EXTRACTED INFORMATION
——

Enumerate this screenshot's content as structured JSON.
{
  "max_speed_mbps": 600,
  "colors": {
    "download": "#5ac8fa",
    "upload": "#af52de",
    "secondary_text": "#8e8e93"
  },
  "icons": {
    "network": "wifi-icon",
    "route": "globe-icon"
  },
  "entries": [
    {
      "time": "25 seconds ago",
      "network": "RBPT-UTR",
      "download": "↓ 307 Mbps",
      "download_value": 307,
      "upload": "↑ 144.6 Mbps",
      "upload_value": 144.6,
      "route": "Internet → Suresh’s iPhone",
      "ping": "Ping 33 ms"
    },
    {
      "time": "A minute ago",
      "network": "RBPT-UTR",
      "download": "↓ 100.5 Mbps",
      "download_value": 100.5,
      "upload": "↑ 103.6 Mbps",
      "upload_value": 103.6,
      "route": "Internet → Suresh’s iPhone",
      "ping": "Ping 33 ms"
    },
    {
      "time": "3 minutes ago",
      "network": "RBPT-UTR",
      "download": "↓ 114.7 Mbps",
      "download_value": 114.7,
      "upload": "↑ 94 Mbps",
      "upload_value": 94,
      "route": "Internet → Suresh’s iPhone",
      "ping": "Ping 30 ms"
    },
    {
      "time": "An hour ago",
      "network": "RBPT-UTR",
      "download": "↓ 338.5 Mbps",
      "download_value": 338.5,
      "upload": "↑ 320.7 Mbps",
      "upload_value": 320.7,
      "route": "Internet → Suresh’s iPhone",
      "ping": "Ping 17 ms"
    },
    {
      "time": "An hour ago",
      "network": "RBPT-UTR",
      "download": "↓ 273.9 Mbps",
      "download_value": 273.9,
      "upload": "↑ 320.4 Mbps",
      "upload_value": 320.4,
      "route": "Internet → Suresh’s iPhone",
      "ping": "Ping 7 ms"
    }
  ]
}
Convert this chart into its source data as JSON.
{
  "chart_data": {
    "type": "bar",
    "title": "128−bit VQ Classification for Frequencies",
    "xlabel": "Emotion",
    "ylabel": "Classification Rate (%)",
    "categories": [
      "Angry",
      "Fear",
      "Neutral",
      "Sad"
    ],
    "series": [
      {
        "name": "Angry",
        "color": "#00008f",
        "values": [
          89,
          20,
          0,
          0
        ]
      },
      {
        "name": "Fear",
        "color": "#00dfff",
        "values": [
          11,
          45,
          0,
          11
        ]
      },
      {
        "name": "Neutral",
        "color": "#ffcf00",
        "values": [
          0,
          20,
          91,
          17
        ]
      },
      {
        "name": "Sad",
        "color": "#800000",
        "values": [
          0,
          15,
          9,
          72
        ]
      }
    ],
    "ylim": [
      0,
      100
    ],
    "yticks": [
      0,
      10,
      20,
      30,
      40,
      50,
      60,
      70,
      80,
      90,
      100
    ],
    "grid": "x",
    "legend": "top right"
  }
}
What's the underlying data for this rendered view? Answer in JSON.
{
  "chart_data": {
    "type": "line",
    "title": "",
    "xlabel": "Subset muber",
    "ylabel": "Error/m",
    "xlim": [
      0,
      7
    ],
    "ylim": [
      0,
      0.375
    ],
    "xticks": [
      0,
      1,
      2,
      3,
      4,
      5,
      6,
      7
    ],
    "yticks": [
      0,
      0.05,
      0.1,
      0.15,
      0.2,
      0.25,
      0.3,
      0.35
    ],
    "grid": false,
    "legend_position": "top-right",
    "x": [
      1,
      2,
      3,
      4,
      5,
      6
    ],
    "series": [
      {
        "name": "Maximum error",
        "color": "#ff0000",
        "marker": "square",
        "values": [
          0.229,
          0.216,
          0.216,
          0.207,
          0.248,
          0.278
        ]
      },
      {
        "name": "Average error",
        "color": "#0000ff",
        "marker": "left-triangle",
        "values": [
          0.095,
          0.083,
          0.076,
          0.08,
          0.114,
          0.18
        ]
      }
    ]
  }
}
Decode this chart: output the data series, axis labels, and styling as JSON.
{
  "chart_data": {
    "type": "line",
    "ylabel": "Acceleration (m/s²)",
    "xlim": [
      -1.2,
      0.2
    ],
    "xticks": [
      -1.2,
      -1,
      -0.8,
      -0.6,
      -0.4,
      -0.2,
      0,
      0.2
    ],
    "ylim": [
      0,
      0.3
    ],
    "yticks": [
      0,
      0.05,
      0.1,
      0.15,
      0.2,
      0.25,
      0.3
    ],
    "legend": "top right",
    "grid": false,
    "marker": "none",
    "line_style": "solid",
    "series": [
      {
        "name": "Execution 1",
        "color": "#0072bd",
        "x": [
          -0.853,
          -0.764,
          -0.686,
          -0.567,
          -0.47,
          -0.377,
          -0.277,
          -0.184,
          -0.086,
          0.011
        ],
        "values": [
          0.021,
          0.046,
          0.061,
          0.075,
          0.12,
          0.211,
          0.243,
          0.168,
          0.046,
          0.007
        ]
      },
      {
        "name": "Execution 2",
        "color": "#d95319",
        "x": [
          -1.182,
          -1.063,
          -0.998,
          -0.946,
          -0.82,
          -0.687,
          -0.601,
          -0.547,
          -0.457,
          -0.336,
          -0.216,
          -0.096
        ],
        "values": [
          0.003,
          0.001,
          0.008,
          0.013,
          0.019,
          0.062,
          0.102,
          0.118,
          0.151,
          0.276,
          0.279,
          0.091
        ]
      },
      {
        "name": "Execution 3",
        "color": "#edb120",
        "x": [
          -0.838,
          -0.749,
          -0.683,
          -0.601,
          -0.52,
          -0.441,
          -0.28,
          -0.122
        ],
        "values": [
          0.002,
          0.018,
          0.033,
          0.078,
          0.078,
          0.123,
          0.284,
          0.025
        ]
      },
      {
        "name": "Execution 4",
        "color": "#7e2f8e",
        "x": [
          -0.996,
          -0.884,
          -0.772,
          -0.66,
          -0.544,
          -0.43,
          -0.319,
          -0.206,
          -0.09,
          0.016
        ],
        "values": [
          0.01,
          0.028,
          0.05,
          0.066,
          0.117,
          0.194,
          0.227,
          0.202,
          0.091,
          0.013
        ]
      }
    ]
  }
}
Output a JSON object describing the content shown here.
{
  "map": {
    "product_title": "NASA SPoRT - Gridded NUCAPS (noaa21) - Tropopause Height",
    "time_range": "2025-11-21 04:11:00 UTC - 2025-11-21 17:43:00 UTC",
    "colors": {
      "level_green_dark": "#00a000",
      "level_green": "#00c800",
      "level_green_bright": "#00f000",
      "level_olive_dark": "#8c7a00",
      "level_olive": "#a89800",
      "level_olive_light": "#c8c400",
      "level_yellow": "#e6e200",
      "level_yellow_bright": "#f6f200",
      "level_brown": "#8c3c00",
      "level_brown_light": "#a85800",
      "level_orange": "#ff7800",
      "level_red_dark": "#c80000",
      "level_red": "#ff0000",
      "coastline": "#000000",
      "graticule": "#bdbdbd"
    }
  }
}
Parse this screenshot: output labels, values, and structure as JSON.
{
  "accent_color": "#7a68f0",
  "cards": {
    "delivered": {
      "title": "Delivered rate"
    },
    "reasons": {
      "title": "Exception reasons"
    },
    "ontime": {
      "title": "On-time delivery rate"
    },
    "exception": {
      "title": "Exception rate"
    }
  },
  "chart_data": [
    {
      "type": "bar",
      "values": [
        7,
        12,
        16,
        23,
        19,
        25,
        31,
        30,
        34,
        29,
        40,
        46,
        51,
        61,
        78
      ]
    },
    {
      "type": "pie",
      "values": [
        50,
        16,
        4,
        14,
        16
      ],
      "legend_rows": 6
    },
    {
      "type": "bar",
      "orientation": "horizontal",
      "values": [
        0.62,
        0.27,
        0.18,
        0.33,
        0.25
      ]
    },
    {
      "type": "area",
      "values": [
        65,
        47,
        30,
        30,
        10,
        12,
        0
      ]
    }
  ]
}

——

PROMPT
In the entries above, find every line holding the word "this" and copy it out.

CORRECT RESULT
Enumerate this screenshot's content as structured JSON.
Convert this chart into its source data as JSON.
What's the underlying data for this rendered view? Answer in JSON.
Decode this chart: output the data series, axis labels, and styling as JSON.
Parse this screenshot: output labels, values, and structure as JSON.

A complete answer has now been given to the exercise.